- [What to work on]:
Drop all images and give the records again exactly.

▬▬▬▬▬▬▬▬▬▬

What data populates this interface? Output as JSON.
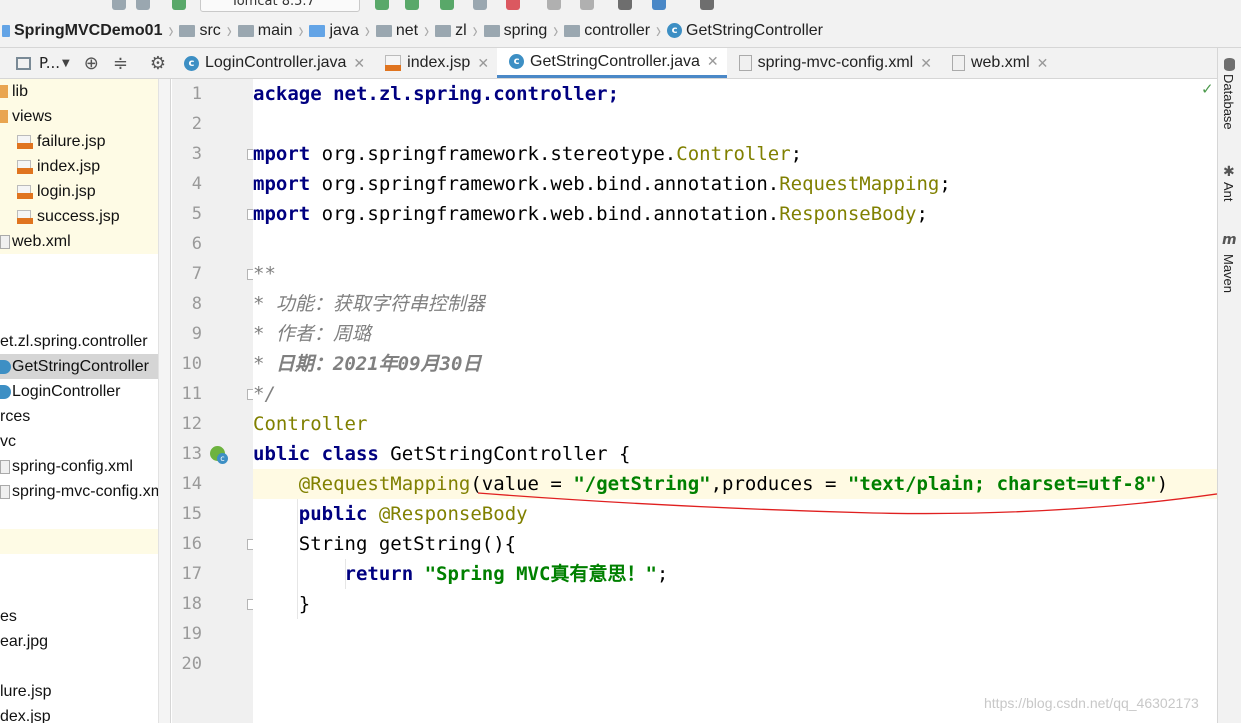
{
  "run_config_label": "Tomcat 8.5.7",
  "breadcrumb": [
    "SpringMVCDemo01",
    "src",
    "main",
    "java",
    "net",
    "zl",
    "spring",
    "controller",
    "GetStringController"
  ],
  "project_panel": {
    "title": "P..."
  },
  "project_tree": [
    "lib",
    "views",
    "failure.jsp",
    "index.jsp",
    "login.jsp",
    "success.jsp",
    "web.xml",
    "et.zl.spring.controller",
    "GetStringController",
    "LoginController",
    "rces",
    "vc",
    "spring-config.xml",
    "spring-mvc-config.xml",
    "es",
    "ear.jpg",
    "lure.jsp",
    "dex.jsp"
  ],
  "tabs": [
    {
      "label": "LoginController.java",
      "icon": "class-icon"
    },
    {
      "label": "index.jsp",
      "icon": "jsp-icon"
    },
    {
      "label": "GetStringController.java",
      "icon": "class-icon",
      "active": true
    },
    {
      "label": "spring-mvc-config.xml",
      "icon": "xml-icon"
    },
    {
      "label": "web.xml",
      "icon": "xml-icon"
    }
  ],
  "line_numbers": [
    "1",
    "2",
    "3",
    "4",
    "5",
    "6",
    "7",
    "8",
    "9",
    "10",
    "11",
    "12",
    "13",
    "14",
    "15",
    "16",
    "17",
    "18",
    "19",
    "20"
  ],
  "code": {
    "l1": "ackage net.zl.spring.controller;",
    "l3a": "mport",
    "l3b": " org.springframework.stereotype.",
    "l3c": "Controller",
    "l3d": ";",
    "l4a": "mport",
    "l4b": " org.springframework.web.bind.annotation.",
    "l4c": "RequestMapping",
    "l4d": ";",
    "l5a": "mport",
    "l5b": " org.springframework.web.bind.annotation.",
    "l5c": "ResponseBody",
    "l5d": ";",
    "l7": "**",
    "l8a": "* ",
    "l8b": "功能：获取字符串控制器",
    "l9a": "* ",
    "l9b": "作者：周璐",
    "l10a": "* ",
    "l10b": "日期：2021年09月30日",
    "l11": "*/",
    "l12": "Controller",
    "l13a": "ublic class",
    "l13b": " GetStringController {",
    "l14a": "@RequestMapping",
    "l14b": "(value = ",
    "l14c": "\"/getString\"",
    "l14d": ",produces = ",
    "l14e": "\"text/plain; charset=utf-8\"",
    "l14f": ")",
    "l15a": "public",
    "l15b": "@ResponseBody",
    "l16": "String getString(){",
    "l17a": "return",
    "l17b": "\"Spring MVC真有意思！\"",
    "l17c": ";",
    "l18": "}"
  },
  "right_tools": [
    "Database",
    "Ant",
    "Maven"
  ],
  "watermark": "https://blog.csdn.net/qq_46302173"
}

▬▬▬▬▬▬▬▬▬▬

- [Result]:
What data populates this interface? Output as JSON.
{
  "run_config_label": "Tomcat 8.5.7",
  "breadcrumb": [
    "SpringMVCDemo01",
    "src",
    "main",
    "java",
    "net",
    "zl",
    "spring",
    "controller",
    "GetStringController"
  ],
  "project_panel": {
    "title": "P..."
  },
  "project_tree": [
    "lib",
    "views",
    "failure.jsp",
    "index.jsp",
    "login.jsp",
    "success.jsp",
    "web.xml",
    "et.zl.spring.controller",
    "GetStringController",
    "LoginController",
    "rces",
    "vc",
    "spring-config.xml",
    "spring-mvc-config.xml",
    "es",
    "ear.jpg",
    "lure.jsp",
    "dex.jsp"
  ],
  "tabs": [
    {
      "label": "LoginController.java",
      "icon": "class-icon"
    },
    {
      "label": "index.jsp",
      "icon": "jsp-icon"
    },
    {
      "label": "GetStringController.java",
      "icon": "class-icon",
      "active": true
    },
    {
      "label": "spring-mvc-config.xml",
      "icon": "xml-icon"
    },
    {
      "label": "web.xml",
      "icon": "xml-icon"
    }
  ],
  "line_numbers": [
    "1",
    "2",
    "3",
    "4",
    "5",
    "6",
    "7",
    "8",
    "9",
    "10",
    "11",
    "12",
    "13",
    "14",
    "15",
    "16",
    "17",
    "18",
    "19",
    "20"
  ],
  "code": {
    "l1": "ackage net.zl.spring.controller;",
    "l3a": "mport",
    "l3b": " org.springframework.stereotype.",
    "l3c": "Controller",
    "l3d": ";",
    "l4a": "mport",
    "l4b": " org.springframework.web.bind.annotation.",
    "l4c": "RequestMapping",
    "l4d": ";",
    "l5a": "mport",
    "l5b": " org.springframework.web.bind.annotation.",
    "l5c": "ResponseBody",
    "l5d": ";",
    "l7": "**",
    "l8a": "* ",
    "l8b": "功能：获取字符串控制器",
    "l9a": "* ",
    "l9b": "作者：周璐",
    "l10a": "* ",
    "l10b": "日期：2021年09月30日",
    "l11": "*/",
    "l12": "Controller",
    "l13a": "ublic class",
    "l13b": " GetStringController {",
    "l14a": "@RequestMapping",
    "l14b": "(value = ",
    "l14c": "\"/getString\"",
    "l14d": ",produces = ",
    "l14e": "\"text/plain; charset=utf-8\"",
    "l14f": ")",
    "l15a": "public",
    "l15b": "@ResponseBody",
    "l16": "String getString(){",
    "l17a": "return",
    "l17b": "\"Spring MVC真有意思！\"",
    "l17c": ";",
    "l18": "}"
  },
  "right_tools": [
    "Database",
    "Ant",
    "Maven"
  ],
  "watermark": "https://blog.csdn.net/qq_46302173"
}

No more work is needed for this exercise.